Input for this task start

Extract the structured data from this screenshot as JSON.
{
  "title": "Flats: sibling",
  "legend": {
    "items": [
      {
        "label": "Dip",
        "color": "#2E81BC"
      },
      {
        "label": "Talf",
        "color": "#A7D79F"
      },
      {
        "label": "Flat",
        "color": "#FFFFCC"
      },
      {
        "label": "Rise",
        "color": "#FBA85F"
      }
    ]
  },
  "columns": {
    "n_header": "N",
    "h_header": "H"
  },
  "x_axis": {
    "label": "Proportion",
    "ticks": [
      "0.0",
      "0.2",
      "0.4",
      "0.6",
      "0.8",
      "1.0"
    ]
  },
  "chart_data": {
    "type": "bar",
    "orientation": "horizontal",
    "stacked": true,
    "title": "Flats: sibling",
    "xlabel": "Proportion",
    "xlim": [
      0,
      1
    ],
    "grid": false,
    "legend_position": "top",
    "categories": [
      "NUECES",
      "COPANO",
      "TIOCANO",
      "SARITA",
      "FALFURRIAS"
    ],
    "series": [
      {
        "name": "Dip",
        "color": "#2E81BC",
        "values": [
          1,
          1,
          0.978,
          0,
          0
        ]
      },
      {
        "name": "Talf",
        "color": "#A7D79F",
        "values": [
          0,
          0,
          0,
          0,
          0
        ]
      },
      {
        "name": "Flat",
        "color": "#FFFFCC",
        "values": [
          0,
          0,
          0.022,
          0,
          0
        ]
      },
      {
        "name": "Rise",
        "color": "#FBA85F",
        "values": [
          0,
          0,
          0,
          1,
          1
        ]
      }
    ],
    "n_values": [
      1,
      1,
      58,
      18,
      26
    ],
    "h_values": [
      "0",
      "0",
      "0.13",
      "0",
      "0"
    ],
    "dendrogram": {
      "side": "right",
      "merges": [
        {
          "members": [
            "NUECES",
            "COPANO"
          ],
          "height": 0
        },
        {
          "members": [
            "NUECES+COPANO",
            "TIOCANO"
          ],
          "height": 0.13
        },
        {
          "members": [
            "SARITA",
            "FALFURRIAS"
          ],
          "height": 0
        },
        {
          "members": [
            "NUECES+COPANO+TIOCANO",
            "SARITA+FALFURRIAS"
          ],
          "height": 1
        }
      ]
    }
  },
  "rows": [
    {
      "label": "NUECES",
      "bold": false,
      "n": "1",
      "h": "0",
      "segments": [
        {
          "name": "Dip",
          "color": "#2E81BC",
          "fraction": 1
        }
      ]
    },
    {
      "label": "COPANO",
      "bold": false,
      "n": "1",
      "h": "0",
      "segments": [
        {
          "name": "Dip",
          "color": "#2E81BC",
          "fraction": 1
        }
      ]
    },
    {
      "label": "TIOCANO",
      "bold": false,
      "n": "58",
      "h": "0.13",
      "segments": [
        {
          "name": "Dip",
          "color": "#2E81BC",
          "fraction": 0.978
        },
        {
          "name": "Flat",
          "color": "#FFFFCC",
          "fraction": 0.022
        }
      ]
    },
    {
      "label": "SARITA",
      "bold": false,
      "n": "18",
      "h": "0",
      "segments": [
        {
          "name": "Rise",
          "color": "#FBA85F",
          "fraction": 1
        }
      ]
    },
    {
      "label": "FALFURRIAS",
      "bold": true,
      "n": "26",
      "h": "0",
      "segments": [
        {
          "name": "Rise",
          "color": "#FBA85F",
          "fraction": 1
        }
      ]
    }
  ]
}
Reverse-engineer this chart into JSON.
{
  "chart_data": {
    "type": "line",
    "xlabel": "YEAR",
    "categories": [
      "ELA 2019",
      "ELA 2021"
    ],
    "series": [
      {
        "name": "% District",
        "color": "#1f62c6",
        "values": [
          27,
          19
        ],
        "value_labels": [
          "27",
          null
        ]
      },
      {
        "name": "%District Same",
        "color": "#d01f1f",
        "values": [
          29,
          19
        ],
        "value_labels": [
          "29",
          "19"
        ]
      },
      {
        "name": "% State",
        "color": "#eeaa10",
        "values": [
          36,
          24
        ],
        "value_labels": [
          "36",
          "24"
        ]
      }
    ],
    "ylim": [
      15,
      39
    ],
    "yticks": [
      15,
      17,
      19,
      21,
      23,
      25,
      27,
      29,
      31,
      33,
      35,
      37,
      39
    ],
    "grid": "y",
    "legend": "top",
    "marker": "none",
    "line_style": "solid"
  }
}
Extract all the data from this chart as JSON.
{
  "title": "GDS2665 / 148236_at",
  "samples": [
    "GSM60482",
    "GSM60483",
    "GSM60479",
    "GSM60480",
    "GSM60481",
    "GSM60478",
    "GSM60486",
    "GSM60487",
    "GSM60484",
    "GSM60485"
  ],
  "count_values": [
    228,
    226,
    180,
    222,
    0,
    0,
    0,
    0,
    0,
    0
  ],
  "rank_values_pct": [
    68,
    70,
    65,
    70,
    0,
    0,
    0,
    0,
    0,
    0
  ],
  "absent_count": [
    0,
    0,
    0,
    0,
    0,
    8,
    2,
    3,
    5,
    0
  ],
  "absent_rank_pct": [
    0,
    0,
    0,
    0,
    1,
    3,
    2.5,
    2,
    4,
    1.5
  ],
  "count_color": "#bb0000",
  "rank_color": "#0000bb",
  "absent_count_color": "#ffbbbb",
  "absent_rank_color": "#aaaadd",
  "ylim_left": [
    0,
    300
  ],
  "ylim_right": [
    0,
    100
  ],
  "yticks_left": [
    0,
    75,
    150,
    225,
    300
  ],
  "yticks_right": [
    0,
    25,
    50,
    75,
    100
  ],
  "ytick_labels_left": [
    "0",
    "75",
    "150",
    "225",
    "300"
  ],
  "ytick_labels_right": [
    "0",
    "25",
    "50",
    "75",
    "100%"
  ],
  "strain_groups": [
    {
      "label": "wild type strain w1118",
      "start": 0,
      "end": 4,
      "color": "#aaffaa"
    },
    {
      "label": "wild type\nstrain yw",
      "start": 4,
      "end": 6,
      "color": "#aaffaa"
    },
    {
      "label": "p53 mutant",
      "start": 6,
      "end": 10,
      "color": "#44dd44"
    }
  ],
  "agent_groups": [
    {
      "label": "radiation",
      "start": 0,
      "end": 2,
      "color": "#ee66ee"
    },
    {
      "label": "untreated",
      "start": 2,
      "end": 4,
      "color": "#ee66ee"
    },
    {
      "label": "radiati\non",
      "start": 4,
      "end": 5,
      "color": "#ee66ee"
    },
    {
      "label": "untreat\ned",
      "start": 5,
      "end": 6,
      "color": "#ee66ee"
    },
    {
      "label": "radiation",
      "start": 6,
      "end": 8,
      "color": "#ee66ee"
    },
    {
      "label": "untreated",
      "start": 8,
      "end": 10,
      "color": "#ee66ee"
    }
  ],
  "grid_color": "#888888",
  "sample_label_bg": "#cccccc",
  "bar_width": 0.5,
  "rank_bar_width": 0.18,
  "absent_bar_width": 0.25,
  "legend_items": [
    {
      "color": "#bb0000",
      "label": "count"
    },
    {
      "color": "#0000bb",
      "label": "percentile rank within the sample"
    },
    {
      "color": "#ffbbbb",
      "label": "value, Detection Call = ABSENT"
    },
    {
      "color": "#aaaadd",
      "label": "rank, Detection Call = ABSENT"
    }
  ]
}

Input for this task end

■ **Given task**: Above are the records; retype them all without a single difference.

■ **Result of the task**:
Extract the structured data from this screenshot as JSON.
{
  "title": "Flats: sibling",
  "legend": {
    "items": [
      {
        "label": "Dip",
        "color": "#2E81BC"
      },
      {
        "label": "Talf",
        "color": "#A7D79F"
      },
      {
        "label": "Flat",
        "color": "#FFFFCC"
      },
      {
        "label": "Rise",
        "color": "#FBA85F"
      }
    ]
  },
  "columns": {
    "n_header": "N",
    "h_header": "H"
  },
  "x_axis": {
    "label": "Proportion",
    "ticks": [
      "0.0",
      "0.2",
      "0.4",
      "0.6",
      "0.8",
      "1.0"
    ]
  },
  "chart_data": {
    "type": "bar",
    "orientation": "horizontal",
    "stacked": true,
    "title": "Flats: sibling",
    "xlabel": "Proportion",
    "xlim": [
      0,
      1
    ],
    "grid": false,
    "legend_position": "top",
    "categories": [
      "NUECES",
      "COPANO",
      "TIOCANO",
      "SARITA",
      "FALFURRIAS"
    ],
    "series": [
      {
        "name": "Dip",
        "color": "#2E81BC",
        "values": [
          1,
          1,
          0.978,
          0,
          0
        ]
      },
      {
        "name": "Talf",
        "color": "#A7D79F",
        "values": [
          0,
          0,
          0,
          0,
          0
        ]
      },
      {
        "name": "Flat",
        "color": "#FFFFCC",
        "values": [
          0,
          0,
          0.022,
          0,
          0
        ]
      },
      {
        "name": "Rise",
        "color": "#FBA85F",
        "values": [
          0,
          0,
          0,
          1,
          1
        ]
      }
    ],
    "n_values": [
      1,
      1,
      58,
      18,
      26
    ],
    "h_values": [
      "0",
      "0",
      "0.13",
      "0",
      "0"
    ],
    "dendrogram": {
      "side": "right",
      "merges": [
        {
          "members": [
            "NUECES",
            "COPANO"
          ],
          "height": 0
        },
        {
          "members": [
            "NUECES+COPANO",
            "TIOCANO"
          ],
          "height": 0.13
        },
        {
          "members": [
            "SARITA",
            "FALFURRIAS"
          ],
          "height": 0
        },
        {
          "members": [
            "NUECES+COPANO+TIOCANO",
            "SARITA+FALFURRIAS"
          ],
          "height": 1
        }
      ]
    }
  },
  "rows": [
    {
      "label": "NUECES",
      "bold": false,
      "n": "1",
      "h": "0",
      "segments": [
        {
          "name": "Dip",
          "color": "#2E81BC",
          "fraction": 1
        }
      ]
    },
    {
      "label": "COPANO",
      "bold": false,
      "n": "1",
      "h": "0",
      "segments": [
        {
          "name": "Dip",
          "color": "#2E81BC",
          "fraction": 1
        }
      ]
    },
    {
      "label": "TIOCANO",
      "bold": false,
      "n": "58",
      "h": "0.13",
      "segments": [
        {
          "name": "Dip",
          "color": "#2E81BC",
          "fraction": 0.978
        },
        {
          "name": "Flat",
          "color": "#FFFFCC",
          "fraction": 0.022
        }
      ]
    },
    {
      "label": "SARITA",
      "bold": false,
      "n": "18",
      "h": "0",
      "segments": [
        {
          "name": "Rise",
          "color": "#FBA85F",
          "fraction": 1
        }
      ]
    },
    {
      "label": "FALFURRIAS",
      "bold": true,
      "n": "26",
      "h": "0",
      "segments": [
        {
          "name": "Rise",
          "color": "#FBA85F",
          "fraction": 1
        }
      ]
    }
  ]
}
Reverse-engineer this chart into JSON.
{
  "chart_data": {
    "type": "line",
    "xlabel": "YEAR",
    "categories": [
      "ELA 2019",
      "ELA 2021"
    ],
    "series": [
      {
        "name": "% District",
        "color": "#1f62c6",
        "values": [
          27,
          19
        ],
        "value_labels": [
          "27",
          null
        ]
      },
      {
        "name": "%District Same",
        "color": "#d01f1f",
        "values": [
          29,
          19
        ],
        "value_labels": [
          "29",
          "19"
        ]
      },
      {
        "name": "% State",
        "color": "#eeaa10",
        "values": [
          36,
          24
        ],
        "value_labels": [
          "36",
          "24"
        ]
      }
    ],
    "ylim": [
      15,
      39
    ],
    "yticks": [
      15,
      17,
      19,
      21,
      23,
      25,
      27,
      29,
      31,
      33,
      35,
      37,
      39
    ],
    "grid": "y",
    "legend": "top",
    "marker": "none",
    "line_style": "solid"
  }
}
Extract all the data from this chart as JSON.
{
  "title": "GDS2665 / 148236_at",
  "samples": [
    "GSM60482",
    "GSM60483",
    "GSM60479",
    "GSM60480",
    "GSM60481",
    "GSM60478",
    "GSM60486",
    "GSM60487",
    "GSM60484",
    "GSM60485"
  ],
  "count_values": [
    228,
    226,
    180,
    222,
    0,
    0,
    0,
    0,
    0,
    0
  ],
  "rank_values_pct": [
    68,
    70,
    65,
    70,
    0,
    0,
    0,
    0,
    0,
    0
  ],
  "absent_count": [
    0,
    0,
    0,
    0,
    0,
    8,
    2,
    3,
    5,
    0
  ],
  "absent_rank_pct": [
    0,
    0,
    0,
    0,
    1,
    3,
    2.5,
    2,
    4,
    1.5
  ],
  "count_color": "#bb0000",
  "rank_color": "#0000bb",
  "absent_count_color": "#ffbbbb",
  "absent_rank_color": "#aaaadd",
  "ylim_left": [
    0,
    300
  ],
  "ylim_right": [
    0,
    100
  ],
  "yticks_left": [
    0,
    75,
    150,
    225,
    300
  ],
  "yticks_right": [
    0,
    25,
    50,
    75,
    100
  ],
  "ytick_labels_left": [
    "0",
    "75",
    "150",
    "225",
    "300"
  ],
  "ytick_labels_right": [
    "0",
    "25",
    "50",
    "75",
    "100%"
  ],
  "strain_groups": [
    {
      "label": "wild type strain w1118",
      "start": 0,
      "end": 4,
      "color": "#aaffaa"
    },
    {
      "label": "wild type\nstrain yw",
      "start": 4,
      "end": 6,
      "color": "#aaffaa"
    },
    {
      "label": "p53 mutant",
      "start": 6,
      "end": 10,
      "color": "#44dd44"
    }
  ],
  "agent_groups": [
    {
      "label": "radiation",
      "start": 0,
      "end": 2,
      "color": "#ee66ee"
    },
    {
      "label": "untreated",
      "start": 2,
      "end": 4,
      "color": "#ee66ee"
    },
    {
      "label": "radiati\non",
      "start": 4,
      "end": 5,
      "color": "#ee66ee"
    },
    {
      "label": "untreat\ned",
      "start": 5,
      "end": 6,
      "color": "#ee66ee"
    },
    {
      "label": "radiation",
      "start": 6,
      "end": 8,
      "color": "#ee66ee"
    },
    {
      "label": "untreated",
      "start": 8,
      "end": 10,
      "color": "#ee66ee"
    }
  ],
  "grid_color": "#888888",
  "sample_label_bg": "#cccccc",
  "bar_width": 0.5,
  "rank_bar_width": 0.18,
  "absent_bar_width": 0.25,
  "legend_items": [
    {
      "color": "#bb0000",
      "label": "count"
    },
    {
      "color": "#0000bb",
      "label": "percentile rank within the sample"
    },
    {
      "color": "#ffbbbb",
      "label": "value, Detection Call = ABSENT"
    },
    {
      "color": "#aaaadd",
      "label": "rank, Detection Call = ABSENT"
    }
  ]
}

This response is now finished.